### RECORDS TO PROCESS
----

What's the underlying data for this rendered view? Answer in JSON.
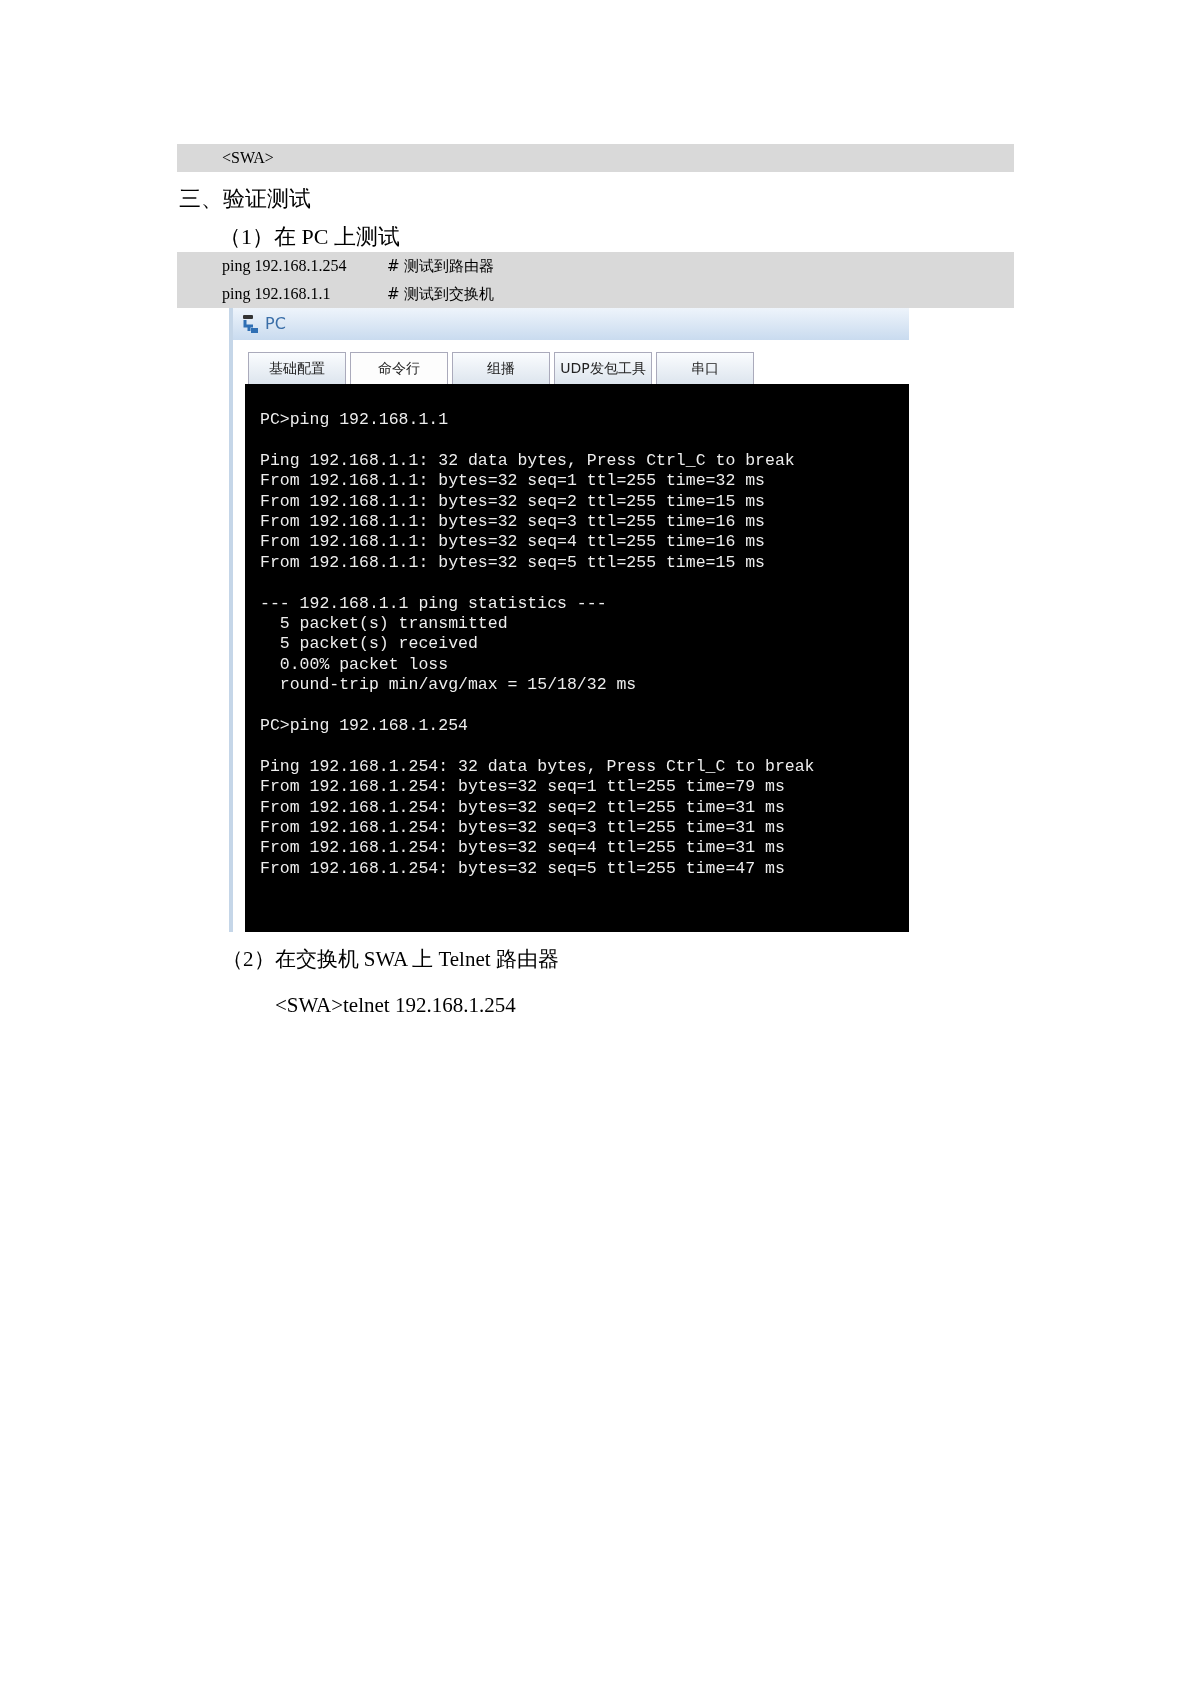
{
  "prompt_block": {
    "text": "<SWA>"
  },
  "section_heading": "三、验证测试",
  "step_1": "（1）在 PC  上测试",
  "commands": [
    {
      "command": "ping 192.168.1.254",
      "comment": "#  测试到路由器"
    },
    {
      "command": "ping 192.168.1.1",
      "comment": "#  测试到交换机"
    }
  ],
  "window": {
    "title": "PC",
    "tabs": [
      {
        "label": "基础配置",
        "selected": false
      },
      {
        "label": "命令行",
        "selected": true
      },
      {
        "label": "组播",
        "selected": false
      },
      {
        "label": "UDP发包工具",
        "selected": false
      },
      {
        "label": "串口",
        "selected": false
      }
    ],
    "terminal_groups": [
      [
        "PC>ping 192.168.1.1"
      ],
      [
        "Ping 192.168.1.1: 32 data bytes, Press Ctrl_C to break",
        "From 192.168.1.1: bytes=32 seq=1 ttl=255 time=32 ms",
        "From 192.168.1.1: bytes=32 seq=2 ttl=255 time=15 ms",
        "From 192.168.1.1: bytes=32 seq=3 ttl=255 time=16 ms",
        "From 192.168.1.1: bytes=32 seq=4 ttl=255 time=16 ms",
        "From 192.168.1.1: bytes=32 seq=5 ttl=255 time=15 ms"
      ],
      [
        "--- 192.168.1.1 ping statistics ---",
        "  5 packet(s) transmitted",
        "  5 packet(s) received",
        "  0.00% packet loss",
        "  round-trip min/avg/max = 15/18/32 ms"
      ],
      [
        "PC>ping 192.168.1.254"
      ],
      [
        "Ping 192.168.1.254: 32 data bytes, Press Ctrl_C to break",
        "From 192.168.1.254: bytes=32 seq=1 ttl=255 time=79 ms",
        "From 192.168.1.254: bytes=32 seq=2 ttl=255 time=31 ms",
        "From 192.168.1.254: bytes=32 seq=3 ttl=255 time=31 ms",
        "From 192.168.1.254: bytes=32 seq=4 ttl=255 time=31 ms",
        "From 192.168.1.254: bytes=32 seq=5 ttl=255 time=47 ms"
      ]
    ]
  },
  "step_2": "（2）在交换机 SWA 上 Telnet 路由器",
  "telnet_command": "<SWA>telnet 192.168.1.254"
}
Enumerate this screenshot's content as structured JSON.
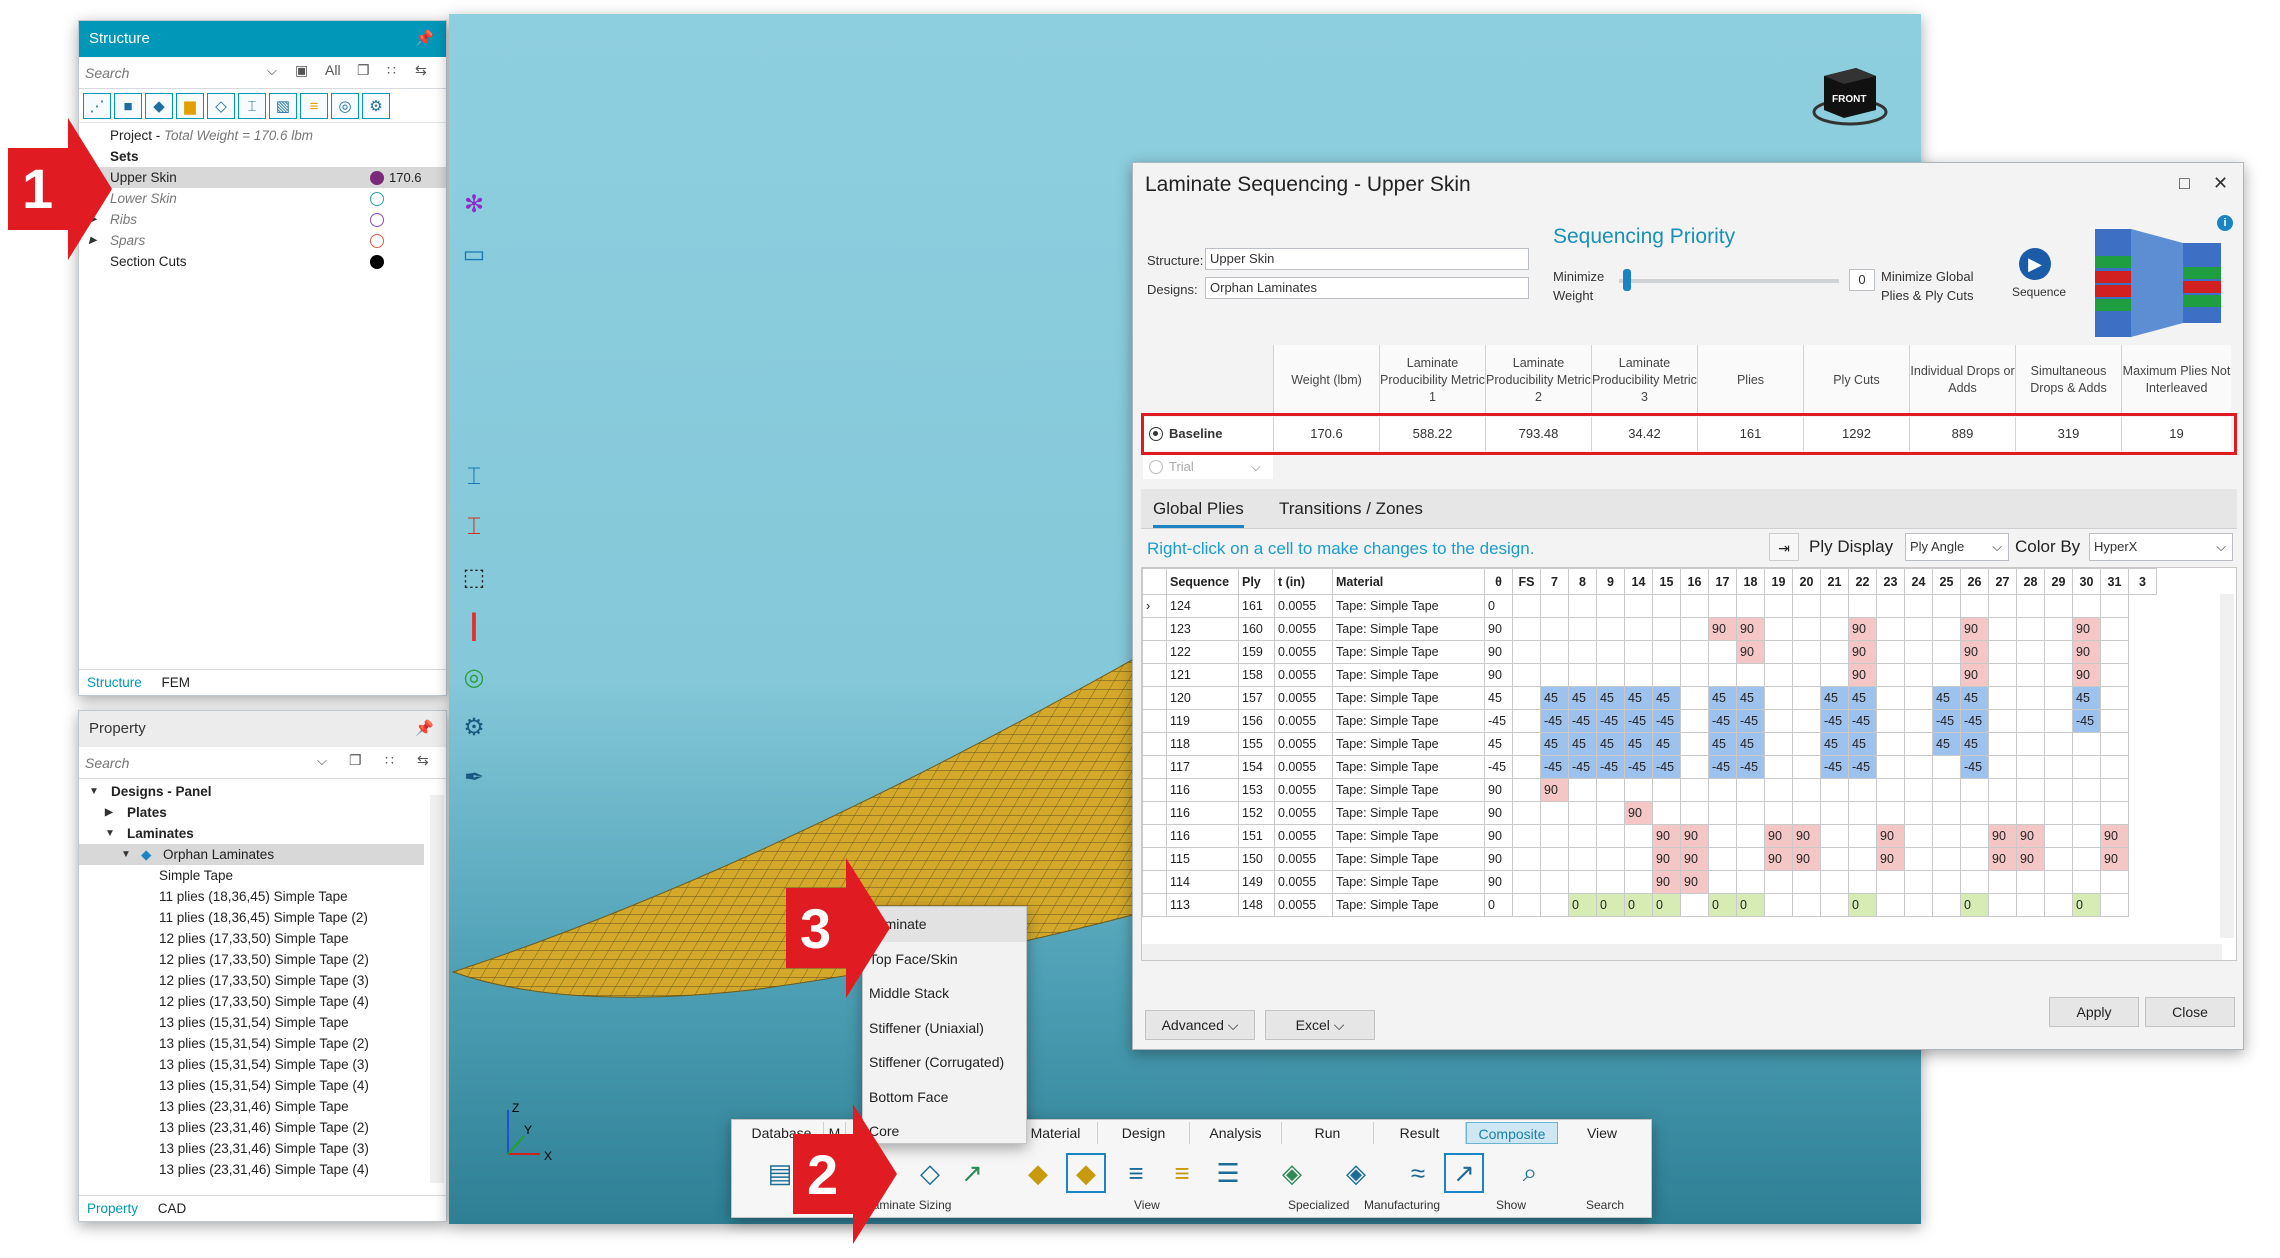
{
  "structure": {
    "title": "Structure",
    "search_placeholder": "Search",
    "filter_all": "All",
    "tree": [
      {
        "label": "Project - ",
        "italic_suffix": "Total Weight = 170.6 lbm"
      },
      {
        "label": "Sets"
      },
      {
        "label": "Upper Skin",
        "weight": "170.6",
        "color": "#7a2a78"
      },
      {
        "label": "Lower Skin",
        "color": "#2aa0a0"
      },
      {
        "label": "Ribs",
        "color": "#8a4cc9"
      },
      {
        "label": "Spars",
        "color": "#d85a4a"
      },
      {
        "label": "Section Cuts",
        "color": "#000000"
      }
    ],
    "tabs": [
      "Structure",
      "FEM"
    ]
  },
  "property": {
    "title": "Property",
    "search_placeholder": "Search",
    "items": [
      "Designs - Panel",
      "Plates",
      "Laminates",
      "Orphan Laminates",
      "Simple Tape",
      "11 plies (18,36,45) Simple Tape",
      "11 plies (18,36,45) Simple Tape (2)",
      "12 plies (17,33,50) Simple Tape",
      "12 plies (17,33,50) Simple Tape (2)",
      "12 plies (17,33,50) Simple Tape (3)",
      "12 plies (17,33,50) Simple Tape (4)",
      "13 plies (15,31,54) Simple Tape",
      "13 plies (15,31,54) Simple Tape (2)",
      "13 plies (15,31,54) Simple Tape (3)",
      "13 plies (15,31,54) Simple Tape (4)",
      "13 plies (23,31,46) Simple Tape",
      "13 plies (23,31,46) Simple Tape (2)",
      "13 plies (23,31,46) Simple Tape (3)",
      "13 plies (23,31,46) Simple Tape (4)"
    ],
    "tabs": [
      "Property",
      "CAD"
    ]
  },
  "dialog": {
    "title": "Laminate Sequencing - Upper Skin",
    "structure_label": "Structure:",
    "structure_value": "Upper Skin",
    "designs_label": "Designs:",
    "designs_value": "Orphan Laminates",
    "priority_title": "Sequencing Priority",
    "minimize_weight": "Minimize Weight",
    "slider_value": "0",
    "minimize_global": "Minimize Global Plies & Ply Cuts",
    "sequence_btn": "Sequence",
    "columns": [
      "Weight (lbm)",
      "Laminate Producibility Metric 1",
      "Laminate Producibility Metric 2",
      "Laminate Producibility Metric 3",
      "Plies",
      "Ply Cuts",
      "Individual Drops or Adds",
      "Simultaneous Drops & Adds",
      "Maximum Plies Not Interleaved"
    ],
    "baseline": {
      "label": "Baseline",
      "values": [
        "170.6",
        "588.22",
        "793.48",
        "34.42",
        "161",
        "1292",
        "889",
        "319",
        "19"
      ]
    },
    "trial_label": "Trial",
    "tabs": [
      "Global Plies",
      "Transitions / Zones"
    ],
    "hint": "Right-click on a cell to make changes to the design.",
    "ply_display_label": "Ply Display",
    "ply_display_value": "Ply Angle",
    "color_by_label": "Color By",
    "color_by_value": "HyperX",
    "grid_headers": [
      "Sequence",
      "Ply",
      "t (in)",
      "Material",
      "θ",
      "FS",
      "7",
      "8",
      "9",
      "14",
      "15",
      "16",
      "17",
      "18",
      "19",
      "20",
      "21",
      "22",
      "23",
      "24",
      "25",
      "26",
      "27",
      "28",
      "29",
      "30",
      "31",
      "3"
    ],
    "grid_rows": [
      {
        "seq": "124",
        "ply": "161",
        "t": "0.0055",
        "mat": "Tape: Simple Tape",
        "theta": "0",
        "cells": [
          "",
          "",
          "",
          "",
          "",
          "",
          "",
          "",
          "",
          "",
          "",
          "",
          "",
          "",
          "",
          "",
          "",
          "",
          "",
          "",
          ""
        ]
      },
      {
        "seq": "123",
        "ply": "160",
        "t": "0.0055",
        "mat": "Tape: Simple Tape",
        "theta": "90",
        "cells": [
          "",
          "",
          "",
          "",
          "",
          "",
          "90",
          "90",
          "",
          "",
          "",
          "90",
          "",
          "",
          "",
          "90",
          "",
          "",
          "",
          "90",
          ""
        ]
      },
      {
        "seq": "122",
        "ply": "159",
        "t": "0.0055",
        "mat": "Tape: Simple Tape",
        "theta": "90",
        "cells": [
          "",
          "",
          "",
          "",
          "",
          "",
          "",
          "90",
          "",
          "",
          "",
          "90",
          "",
          "",
          "",
          "90",
          "",
          "",
          "",
          "90",
          ""
        ]
      },
      {
        "seq": "121",
        "ply": "158",
        "t": "0.0055",
        "mat": "Tape: Simple Tape",
        "theta": "90",
        "cells": [
          "",
          "",
          "",
          "",
          "",
          "",
          "",
          "",
          "",
          "",
          "",
          "90",
          "",
          "",
          "",
          "90",
          "",
          "",
          "",
          "90",
          ""
        ]
      },
      {
        "seq": "120",
        "ply": "157",
        "t": "0.0055",
        "mat": "Tape: Simple Tape",
        "theta": "45",
        "cells": [
          "45",
          "45",
          "45",
          "45",
          "45",
          "",
          "45",
          "45",
          "",
          "",
          "45",
          "45",
          "",
          "",
          "45",
          "45",
          "",
          "",
          "",
          "45",
          ""
        ]
      },
      {
        "seq": "119",
        "ply": "156",
        "t": "0.0055",
        "mat": "Tape: Simple Tape",
        "theta": "-45",
        "cells": [
          "-45",
          "-45",
          "-45",
          "-45",
          "-45",
          "",
          "-45",
          "-45",
          "",
          "",
          "-45",
          "-45",
          "",
          "",
          "-45",
          "-45",
          "",
          "",
          "",
          "-45",
          ""
        ]
      },
      {
        "seq": "118",
        "ply": "155",
        "t": "0.0055",
        "mat": "Tape: Simple Tape",
        "theta": "45",
        "cells": [
          "45",
          "45",
          "45",
          "45",
          "45",
          "",
          "45",
          "45",
          "",
          "",
          "45",
          "45",
          "",
          "",
          "45",
          "45",
          "",
          "",
          "",
          "",
          ""
        ]
      },
      {
        "seq": "117",
        "ply": "154",
        "t": "0.0055",
        "mat": "Tape: Simple Tape",
        "theta": "-45",
        "cells": [
          "-45",
          "-45",
          "-45",
          "-45",
          "-45",
          "",
          "-45",
          "-45",
          "",
          "",
          "-45",
          "-45",
          "",
          "",
          "",
          "-45",
          "",
          "",
          "",
          "",
          ""
        ]
      },
      {
        "seq": "116",
        "ply": "153",
        "t": "0.0055",
        "mat": "Tape: Simple Tape",
        "theta": "90",
        "cells": [
          "90",
          "",
          "",
          "",
          "",
          "",
          "",
          "",
          "",
          "",
          "",
          "",
          "",
          "",
          "",
          "",
          "",
          "",
          "",
          "",
          ""
        ]
      },
      {
        "seq": "116",
        "ply": "152",
        "t": "0.0055",
        "mat": "Tape: Simple Tape",
        "theta": "90",
        "cells": [
          "",
          "",
          "",
          "90",
          "",
          "",
          "",
          "",
          "",
          "",
          "",
          "",
          "",
          "",
          "",
          "",
          "",
          "",
          "",
          "",
          ""
        ]
      },
      {
        "seq": "116",
        "ply": "151",
        "t": "0.0055",
        "mat": "Tape: Simple Tape",
        "theta": "90",
        "cells": [
          "",
          "",
          "",
          "",
          "90",
          "90",
          "",
          "",
          "90",
          "90",
          "",
          "",
          "90",
          "",
          "",
          "",
          "90",
          "90",
          "",
          "",
          "90"
        ]
      },
      {
        "seq": "115",
        "ply": "150",
        "t": "0.0055",
        "mat": "Tape: Simple Tape",
        "theta": "90",
        "cells": [
          "",
          "",
          "",
          "",
          "90",
          "90",
          "",
          "",
          "90",
          "90",
          "",
          "",
          "90",
          "",
          "",
          "",
          "90",
          "90",
          "",
          "",
          "90"
        ]
      },
      {
        "seq": "114",
        "ply": "149",
        "t": "0.0055",
        "mat": "Tape: Simple Tape",
        "theta": "90",
        "cells": [
          "",
          "",
          "",
          "",
          "90",
          "90",
          "",
          "",
          "",
          "",
          "",
          "",
          "",
          "",
          "",
          "",
          "",
          "",
          "",
          "",
          ""
        ]
      },
      {
        "seq": "113",
        "ply": "148",
        "t": "0.0055",
        "mat": "Tape: Simple Tape",
        "theta": "0",
        "cells": [
          "",
          "0",
          "0",
          "0",
          "0",
          "",
          "0",
          "0",
          "",
          "",
          "",
          "0",
          "",
          "",
          "",
          "0",
          "",
          "",
          "",
          "0",
          ""
        ]
      }
    ],
    "advanced_btn": "Advanced",
    "excel_btn": "Excel",
    "apply_btn": "Apply",
    "close_btn": "Close"
  },
  "context_menu": [
    "Laminate",
    "Top Face/Skin",
    "Middle Stack",
    "Stiffener (Uniaxial)",
    "Stiffener (Corrugated)",
    "Bottom Face",
    "Core"
  ],
  "ribbon": {
    "tabs": [
      "Database",
      "M",
      "Material",
      "Design",
      "Analysis",
      "Run",
      "Result",
      "Composite",
      "View"
    ],
    "active_tab": "Composite",
    "groups": [
      "Producible Laminate Sizing",
      "View",
      "Specialized",
      "Manufacturing",
      "Show",
      "Search"
    ]
  },
  "callouts": [
    "1",
    "2",
    "3"
  ],
  "axes": {
    "z": "Z",
    "y": "Y",
    "x": "X"
  },
  "cube_label": "FRONT",
  "colors": {
    "accent": "#0097b8",
    "highlight_red": "#e11b22",
    "ply90": "#f5c6c6",
    "ply45": "#9dc2ee",
    "ply0": "#d7ecb4",
    "mesh": "#d4a82a"
  }
}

----

### WHAT IS BEING ASKED
Read through the entries and copy every line that includes "Adds".

### FINISHED ANSWER
      "Individual Drops or Adds",
      "Simultaneous Drops & Adds",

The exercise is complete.